### Tasks
1. Render this sentence from the readahead page in Spanish: "Every struct file carries a file_ra_state that records the readahead window for that open file description."
2. Using the readahead page, answer each question briefly.
(a) Which source file holds the kernel's readahead implementation?
(b) What does POSIX_FADV_RANDOM do to ra_pages?
(c) In the call path, which function does page_cache_sync_ra() call directly?
3. Carry the readahead page forward from its final sentence, writing the section that comes next.

### Given passage
►

Readahead
Prefetching pages into the page cache before a process requests them
What is readahead?
When a process reads a file sequentially, each read() that misses the page cache incurs a block I/O wait. Readahead eliminates this latency by predicting which pages will be needed soon and issuing I/O for them before the process requests them — ideally so the pages are already warm in the page cache by the time the process gets there.
The kernel implements readahead entirely inside the page cache layer (mm/readahead.c). It is transparent to applications: a sequential read() just happens to return faster because the data was already fetched.
Key properties:
- Only applies to buffered I/O.
O_DIRECTbypasses the page cache and therefore bypasses readahead entirely. - The kernel tracks a readahead window — a contiguous range of pages to prefetch — per open file description.
- The window grows on confirmed sequential access and shrinks (or is disabled) when random access is detected.
struct file_ra_state
Every struct file carries a file_ra_state that records the readahead window for that open file description.
/* include/linux/fs.h */
struct file_ra_state {
pgoff_t start; /* where the current window begins (page index) */
unsigned int size; /* number of pages in the current window */
unsigned int async_size;/* pages left in window before async prefetch fires */
unsigned int ra_pages; /* max readahead in pages (0 = disabled) */
unsigned int mmap_miss; /* cache miss stat for mmap accesses */
loff_t prev_pos; /* position of last read, for sequential detection */
};
| Field | Meaning |
|---|---|
start |
Page index of the first page in the current readahead window |
size |
Total pages in the current window (start .. start + size - 1) |
async_size |
When the process reaches start + size - async_size, an async prefetch is triggered for the next window |
ra_pages |
Upper bound on window size; 0 disables readahead |
mmap_miss |
Counts page-fault misses on mmap'd regions to detect sequential mmap access |
prev_pos |
Byte offset of the previous read, used to detect whether the current read is sequential |
ra_pages is initialised from the backing device's queue/read_ahead_kb setting (divided by page size). POSIX_FADV_SEQUENTIAL doubles it; POSIX_FADV_RANDOM sets it to zero.
Synchronous readahead
Synchronous readahead happens on the critical path of read(). When the VFS services a read() call, it calls into the readahead machinery before (or while) reading the requested page. The result: I/O for pages beyond the requested one is submitted before the process blocks waiting for the requested page.
Call path
read()
→ vfs_read()
→ generic_file_read_iter()
→ filemap_read()
→ page_cache_sync_ra() ← first read or after a miss
→ ondemand_readahead()
→ do_page_cache_ra()
→ page_cache_ra_unbounded()
page_cache_ra_unbounded()
page_cache_ra_unbounded() is the low-level workhorse. It:
- Iterates over pages in the window
[ractl->_index, ractl->_index + nr_to_read). - For each page not already in cache, allocates a page and marks it
PG_locked. - Submits a single merged
readaheadbio covering the range. - Marks exactly one page — the first page of the lookahead zone, at index
start + size - async_size— withPG_readahead. This single page acts as the trigger: whenfilemap_readencounters it already uptodate, async readahead fires for the next window.

◄

Extracted data entries
►

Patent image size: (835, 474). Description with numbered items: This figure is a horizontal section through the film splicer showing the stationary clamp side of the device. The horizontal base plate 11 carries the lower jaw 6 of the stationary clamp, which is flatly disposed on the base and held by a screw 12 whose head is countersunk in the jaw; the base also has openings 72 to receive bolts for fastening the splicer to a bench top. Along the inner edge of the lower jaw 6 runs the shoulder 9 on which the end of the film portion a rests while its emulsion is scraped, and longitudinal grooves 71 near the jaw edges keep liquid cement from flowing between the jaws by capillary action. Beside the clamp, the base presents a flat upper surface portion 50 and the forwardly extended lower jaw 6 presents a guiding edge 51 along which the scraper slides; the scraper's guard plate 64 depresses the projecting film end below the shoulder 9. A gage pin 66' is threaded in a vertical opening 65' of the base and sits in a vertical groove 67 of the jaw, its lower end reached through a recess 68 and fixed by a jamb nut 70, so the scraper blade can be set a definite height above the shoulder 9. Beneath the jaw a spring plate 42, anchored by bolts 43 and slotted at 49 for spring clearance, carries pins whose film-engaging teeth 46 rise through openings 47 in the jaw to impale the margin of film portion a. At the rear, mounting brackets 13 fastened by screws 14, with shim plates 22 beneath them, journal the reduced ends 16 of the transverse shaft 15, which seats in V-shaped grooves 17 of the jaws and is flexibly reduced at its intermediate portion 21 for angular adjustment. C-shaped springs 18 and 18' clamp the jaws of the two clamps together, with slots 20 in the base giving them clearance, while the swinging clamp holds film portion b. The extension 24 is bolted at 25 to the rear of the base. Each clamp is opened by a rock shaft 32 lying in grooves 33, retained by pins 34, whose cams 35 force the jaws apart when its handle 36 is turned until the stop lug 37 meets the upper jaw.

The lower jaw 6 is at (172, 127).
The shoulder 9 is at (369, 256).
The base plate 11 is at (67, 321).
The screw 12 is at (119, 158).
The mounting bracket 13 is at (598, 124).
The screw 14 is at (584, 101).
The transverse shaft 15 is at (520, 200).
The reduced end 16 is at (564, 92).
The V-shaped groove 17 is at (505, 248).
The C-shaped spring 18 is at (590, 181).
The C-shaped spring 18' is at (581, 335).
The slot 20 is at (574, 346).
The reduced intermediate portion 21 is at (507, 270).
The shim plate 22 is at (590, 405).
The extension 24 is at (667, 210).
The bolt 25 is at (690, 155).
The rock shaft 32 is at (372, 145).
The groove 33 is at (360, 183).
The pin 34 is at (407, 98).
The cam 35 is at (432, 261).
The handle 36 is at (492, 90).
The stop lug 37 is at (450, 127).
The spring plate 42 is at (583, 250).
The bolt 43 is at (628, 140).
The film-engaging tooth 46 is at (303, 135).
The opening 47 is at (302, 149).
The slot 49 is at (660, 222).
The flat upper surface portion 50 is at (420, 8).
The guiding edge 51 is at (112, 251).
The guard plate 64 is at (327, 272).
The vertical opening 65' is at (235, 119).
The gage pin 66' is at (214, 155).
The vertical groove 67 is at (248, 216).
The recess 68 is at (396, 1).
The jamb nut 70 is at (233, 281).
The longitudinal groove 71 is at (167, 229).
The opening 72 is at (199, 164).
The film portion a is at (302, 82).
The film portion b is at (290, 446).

◄

### Outputs
1. Cada struct file lleva un file_ra_state que registra la ventana de lectura anticipada de esa descripción de archivo abierto.

2.
(a) mm/readahead.c
(b) It sets ra_pages to zero.
(c) ondemand_readahead()

3.
/* mm/readahead.c */
void page_cache_ra_unbounded(struct readahead_control *ractl,
unsigned long nr_to_read,
unsigned long lookahead_size)
{
struct address_space *mapping = ractl->mapping;
unsigned long index = readahead_index(ractl);
/*
* Allocate pages, add to page cache, then submit I/O.
* 'lookahead_size' pages at the end get PG_readahead set
* so async readahead fires when the process reaches them.
*/
for (i = 0; i < nr_to_read; i++) {
struct folio *folio = xa_load(&mapping->i_pages, index + i);
if (folio)
continue; /* already cached */
folio = filemap_alloc_folio(gfp, 0);
filemap_add_folio(mapping, folio, index + i, gfp);
ractl->_nr_pages++;
}
read_pages(ractl); /* submit bio(s) */
}
ondemand_readahead()
ondemand_readahead() is a static internal function (not a public API) that sits above do_page_cache_ra() and decides how many pages to read. It implements the window-growth heuristic and sequential-detection logic described in the next section.
Note: In Linux 6.6+,
ondemand_readahead()was renamed topage_cache_ra_order()as part of the large-folio readahead refactor.
Async readahead
Async readahead prefetches the next window in the background while the process is still consuming the current one, so there is no stall at the window boundary.
The readahead marker page
When page_cache_ra_unbounded() submits a window, it sets the PG_readahead flag on exactly one page — the first page of the lookahead zone, at index start + size - async_size. When filemap_read() encounters this page already uptodate, it calls page_cache_async_ra() — which calls ondemand_readahead() again for the next window — without waiting for the current read to finish.
Window N already in cache (or being read):
┌────────────────────────────────────────────┐
│ page page page page page [RA] page page │
└────────────────────────────────────────────┘
↑
process reaches here (first page of lookahead zone,
index start+size-async_size) → triggers window N+1 fetch
(async, does not block the read())
This means: by the time the process reads the last page of window N, window N+1 is already in flight (or done). With an appropriate async_size, the process never stalls.
/* mm/readahead.c — called when PG_readahead page is hit */
void page_cache_async_ra(struct readahead_control *ractl,
struct folio *folio,
unsigned long req_count)
{
/* Don't start async readahead if the folio is not yet uptodate
* or if the readahead flag is no longer set. */
if (!folio_test_readahead(folio))
return;
ondemand_readahead(ractl, folio, req_count);
}
Adaptive readahead
The kernel does not use a fixed window size. ondemand_readahead() grows and shrinks ra->size based on observed access patterns.
Sequential detection
A read is considered sequential if:
- The current read offset equals
ra->start + ra->size(continues exactly where the last window ended), or prev_posis within one page of the current offset (the process stepped forward by one read).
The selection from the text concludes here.